Requirements: Select all lines holding the word "name" from the entries that follow.

Dataset excerpts:
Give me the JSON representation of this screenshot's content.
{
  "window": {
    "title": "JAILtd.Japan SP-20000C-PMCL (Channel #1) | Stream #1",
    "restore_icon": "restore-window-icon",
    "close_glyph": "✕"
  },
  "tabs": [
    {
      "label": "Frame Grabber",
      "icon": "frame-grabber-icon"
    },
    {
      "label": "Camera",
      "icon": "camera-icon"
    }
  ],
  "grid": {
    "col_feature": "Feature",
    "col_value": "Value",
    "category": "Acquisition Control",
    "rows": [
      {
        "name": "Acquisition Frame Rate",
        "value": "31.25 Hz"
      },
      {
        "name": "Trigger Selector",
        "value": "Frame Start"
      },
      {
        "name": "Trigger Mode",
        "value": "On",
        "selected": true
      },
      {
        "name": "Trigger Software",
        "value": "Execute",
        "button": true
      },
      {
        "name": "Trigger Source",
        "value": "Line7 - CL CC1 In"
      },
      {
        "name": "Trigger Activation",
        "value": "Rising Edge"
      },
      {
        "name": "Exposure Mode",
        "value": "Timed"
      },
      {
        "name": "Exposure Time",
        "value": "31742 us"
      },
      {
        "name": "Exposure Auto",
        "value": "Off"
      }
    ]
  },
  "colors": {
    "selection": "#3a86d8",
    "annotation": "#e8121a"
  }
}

Answer for the task:
        "name": "Acquisition Frame Rate",
        "name": "Trigger Selector",
        "name": "Trigger Mode",
        "name": "Trigger Software",
        "name": "Trigger Source",
        "name": "Trigger Activation",
        "name": "Exposure Mode",
        "name": "Exposure Time",
        "name": "Exposure Auto",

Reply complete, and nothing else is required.